DIRECTIONS: Restate the full listing word for word and leave the pictures out.
### EXERCISE MATERIALS ###
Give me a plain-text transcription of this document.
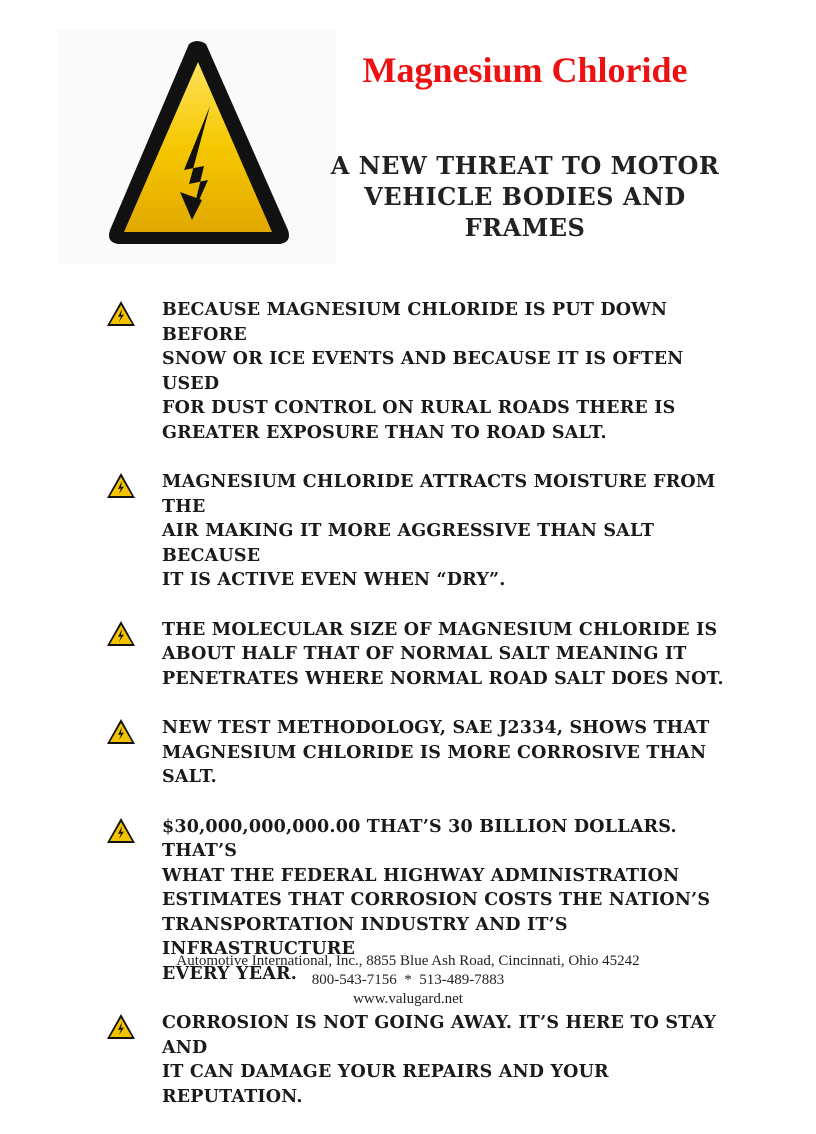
Magnesium Chloride
A NEW THREAT TO MOTOR
VEHICLE BODIES AND FRAMES

BECAUSE MAGNESIUM CHLORIDE IS PUT DOWN BEFORE
SNOW OR ICE EVENTS AND BECAUSE IT IS OFTEN USED
FOR DUST CONTROL ON RURAL ROADS THERE IS
GREATER EXPOSURE THAN TO ROAD SALT.

MAGNESIUM CHLORIDE ATTRACTS MOISTURE FROM THE
AIR MAKING IT MORE AGGRESSIVE THAN SALT BECAUSE
IT IS ACTIVE EVEN WHEN “DRY”.

THE MOLECULAR SIZE OF MAGNESIUM CHLORIDE IS
ABOUT HALF THAT OF NORMAL SALT MEANING IT
PENETRATES WHERE NORMAL ROAD SALT DOES NOT.

NEW TEST METHODOLOGY, SAE J2334, SHOWS THAT
MAGNESIUM CHLORIDE IS MORE CORROSIVE THAN SALT.

$30,000,000,000.00 THAT’S 30 BILLION DOLLARS. THAT’S
WHAT THE FEDERAL HIGHWAY ADMINISTRATION
ESTIMATES THAT CORROSION COSTS THE NATION’S
TRANSPORTATION INDUSTRY AND IT’S INFRASTRUCTURE
EVERY YEAR.

CORROSION IS NOT GOING AWAY. IT’S HERE TO STAY AND
IT CAN DAMAGE YOUR REPAIRS AND YOUR
REPUTATION.

Automotive International, Inc., 8855 Blue Ash Road, Cincinnati, Ohio 45242
800-543-7156  *  513-489-7883
www.valugard.net
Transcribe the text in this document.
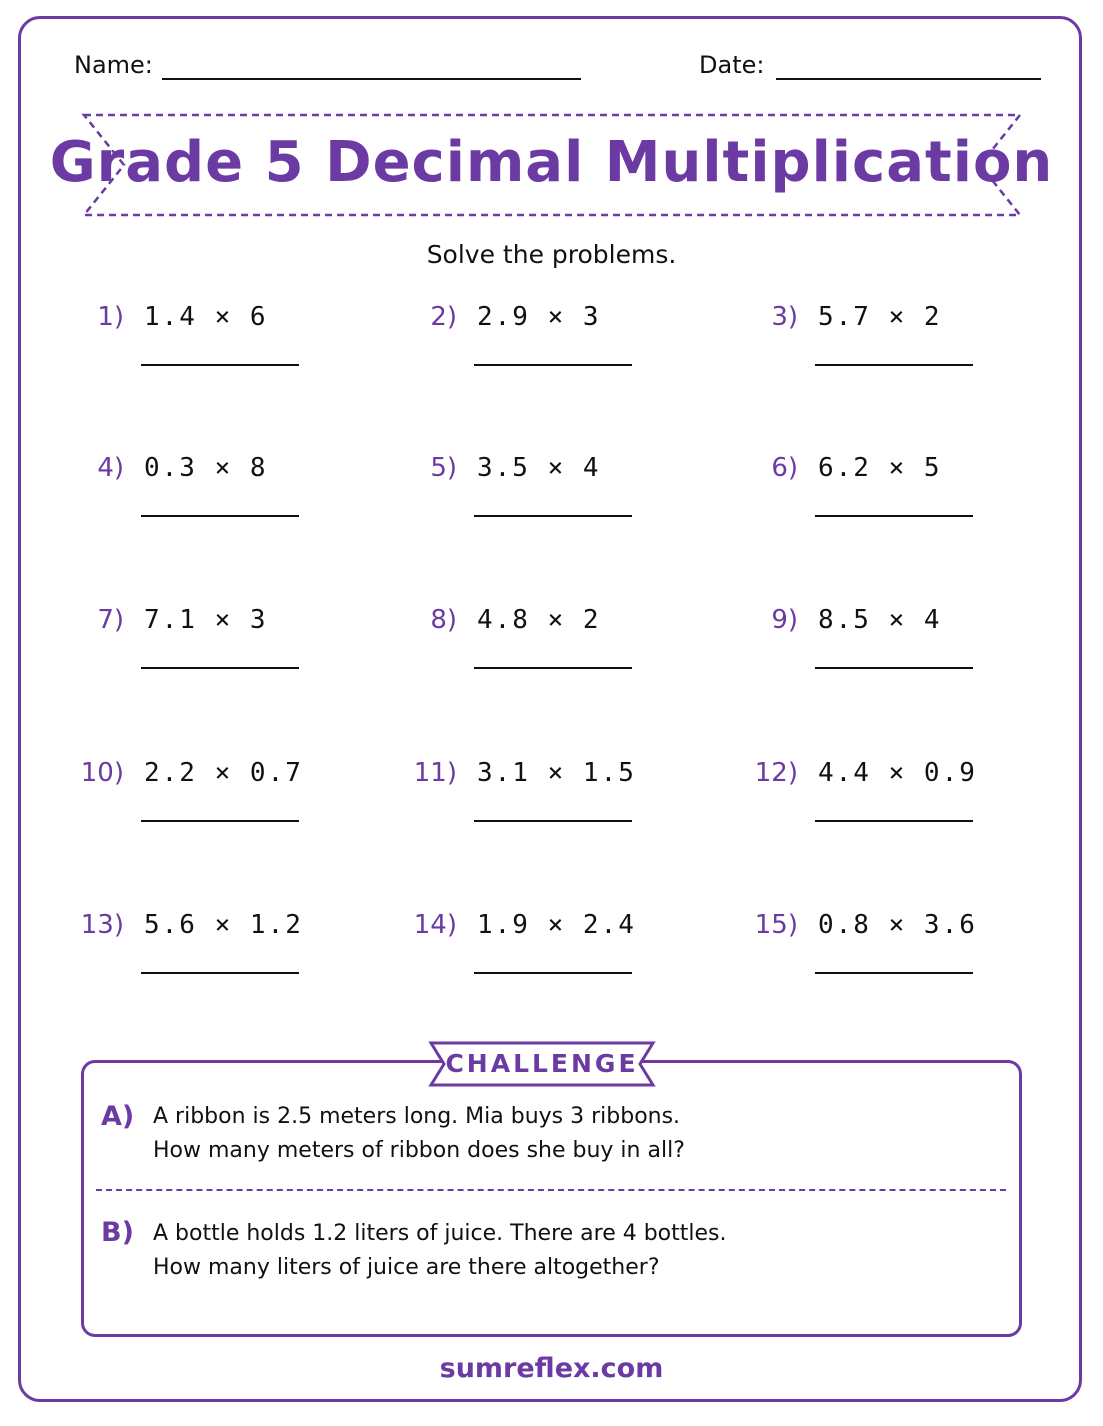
Name:	Date:
Grade 5 Decimal Multiplication
Solve the problems.
1) 1.4 × 6	2) 2.9 × 3	3) 5.7 × 2
4) 0.3 × 8	5) 3.5 × 4	6) 6.2 × 5
7) 7.1 × 3	8) 4.8 × 2	9) 8.5 × 4
10) 2.2 × 0.7	11) 3.1 × 1.5	12) 4.4 × 0.9
13) 5.6 × 1.2	14) 1.9 × 2.4	15) 0.8 × 3.6
CHALLENGE
A) A ribbon is 2.5 meters long. Mia buys 3 ribbons.
How many meters of ribbon does she buy in all?
B) A bottle holds 1.2 liters of juice. There are 4 bottles.
How many liters of juice are there altogether?
sumreflex.com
###
RESPONSE BELOW:
Give me a plain-text transcription of this document.
Magnesium Chloride
A NEW THREAT TO MOTOR
VEHICLE BODIES AND FRAMES

BECAUSE MAGNESIUM CHLORIDE IS PUT DOWN BEFORE
SNOW OR ICE EVENTS AND BECAUSE IT IS OFTEN USED
FOR DUST CONTROL ON RURAL ROADS THERE IS
GREATER EXPOSURE THAN TO ROAD SALT.

MAGNESIUM CHLORIDE ATTRACTS MOISTURE FROM THE
AIR MAKING IT MORE AGGRESSIVE THAN SALT BECAUSE
IT IS ACTIVE EVEN WHEN “DRY”.

THE MOLECULAR SIZE OF MAGNESIUM CHLORIDE IS
ABOUT HALF THAT OF NORMAL SALT MEANING IT
PENETRATES WHERE NORMAL ROAD SALT DOES NOT.

NEW TEST METHODOLOGY, SAE J2334, SHOWS THAT
MAGNESIUM CHLORIDE IS MORE CORROSIVE THAN SALT.

$30,000,000,000.00 THAT’S 30 BILLION DOLLARS. THAT’S
WHAT THE FEDERAL HIGHWAY ADMINISTRATION
ESTIMATES THAT CORROSION COSTS THE NATION’S
TRANSPORTATION INDUSTRY AND IT’S INFRASTRUCTURE
EVERY YEAR.

CORROSION IS NOT GOING AWAY. IT’S HERE TO STAY AND
IT CAN DAMAGE YOUR REPAIRS AND YOUR
REPUTATION.

Automotive International, Inc., 8855 Blue Ash Road, Cincinnati, Ohio 45242
800-543-7156  *  513-489-7883
www.valugard.net
Transcribe the text in this document.
Name:	Date:
Grade 5 Decimal Multiplication
Solve the problems.
1) 1.4 × 6	2) 2.9 × 3	3) 5.7 × 2
4) 0.3 × 8	5) 3.5 × 4	6) 6.2 × 5
7) 7.1 × 3	8) 4.8 × 2	9) 8.5 × 4
10) 2.2 × 0.7	11) 3.1 × 1.5	12) 4.4 × 0.9
13) 5.6 × 1.2	14) 1.9 × 2.4	15) 0.8 × 3.6
CHALLENGE
A) A ribbon is 2.5 meters long. Mia buys 3 ribbons.
How many meters of ribbon does she buy in all?
B) A bottle holds 1.2 liters of juice. There are 4 bottles.
How many liters of juice are there altogether?
sumreflex.com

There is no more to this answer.